### Data records
+++++
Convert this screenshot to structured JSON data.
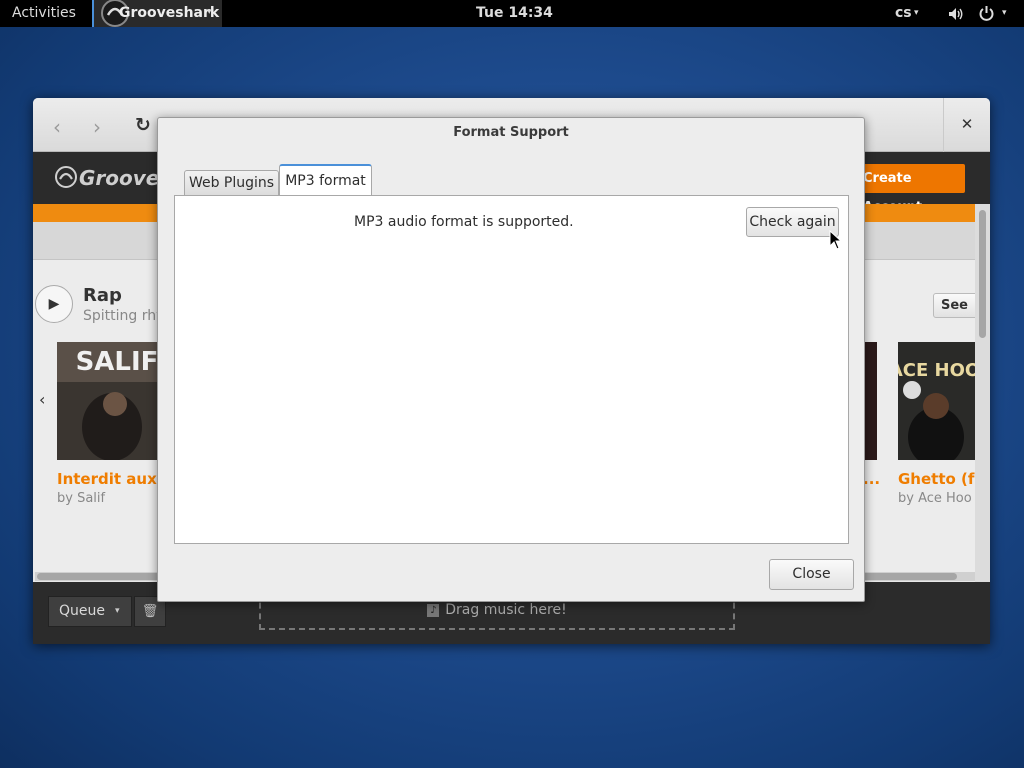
{
  "top_bar": {
    "activities_label": "Activities",
    "app_name": "Grooveshark",
    "clock": "Tue 14:34",
    "keyboard_layout": "cs",
    "volume_icon": "volume-icon",
    "power_icon": "power-icon"
  },
  "browser": {
    "back_icon": "‹",
    "forward_icon": "›",
    "reload_icon": "↻",
    "close_icon": "✕"
  },
  "grooveshark": {
    "logo_text": "Groovesh",
    "create_account_label": "Create Account",
    "section_title": "Rap",
    "section_subtitle": "Spitting rhy",
    "see_all_label": "See A",
    "play_icon": "▶",
    "carousel_left_icon": "‹",
    "albums": [
      {
        "title": "Interdit aux ...",
        "artist": "by Salif",
        "cover_text": "SALIF"
      },
      {
        "title": "Ghetto (f",
        "artist": "by Ace Hoo",
        "cover_text": "ACE HOOD"
      }
    ],
    "partial_album_title": "...",
    "queue_label": "Queue",
    "trash_icon": "🗑",
    "drop_zone_label": "Drag music here!",
    "music_note_icon": "♪"
  },
  "dialog": {
    "title": "Format Support",
    "tabs": [
      {
        "label": "Web Plugins",
        "active": false
      },
      {
        "label": "MP3 format",
        "active": true
      }
    ],
    "status_message": "MP3 audio format is supported.",
    "check_again_label": "Check again",
    "close_label": "Close"
  },
  "colors": {
    "accent": "#4a90d9",
    "brand_orange": "#ee7600",
    "desktop_blue": "#1d4a8c"
  }
}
+++++
### TO BE DONE
Give back every line exactly as it stands, pictures excluded.

### WORKED SOLUTION
Convert this screenshot to structured JSON data.
{
  "top_bar": {
    "activities_label": "Activities",
    "app_name": "Grooveshark",
    "clock": "Tue 14:34",
    "keyboard_layout": "cs",
    "volume_icon": "volume-icon",
    "power_icon": "power-icon"
  },
  "browser": {
    "back_icon": "‹",
    "forward_icon": "›",
    "reload_icon": "↻",
    "close_icon": "✕"
  },
  "grooveshark": {
    "logo_text": "Groovesh",
    "create_account_label": "Create Account",
    "section_title": "Rap",
    "section_subtitle": "Spitting rhy",
    "see_all_label": "See A",
    "play_icon": "▶",
    "carousel_left_icon": "‹",
    "albums": [
      {
        "title": "Interdit aux ...",
        "artist": "by Salif",
        "cover_text": "SALIF"
      },
      {
        "title": "Ghetto (f",
        "artist": "by Ace Hoo",
        "cover_text": "ACE HOOD"
      }
    ],
    "partial_album_title": "...",
    "queue_label": "Queue",
    "trash_icon": "🗑",
    "drop_zone_label": "Drag music here!",
    "music_note_icon": "♪"
  },
  "dialog": {
    "title": "Format Support",
    "tabs": [
      {
        "label": "Web Plugins",
        "active": false
      },
      {
        "label": "MP3 format",
        "active": true
      }
    ],
    "status_message": "MP3 audio format is supported.",
    "check_again_label": "Check again",
    "close_label": "Close"
  },
  "colors": {
    "accent": "#4a90d9",
    "brand_orange": "#ee7600",
    "desktop_blue": "#1d4a8c"
  }
}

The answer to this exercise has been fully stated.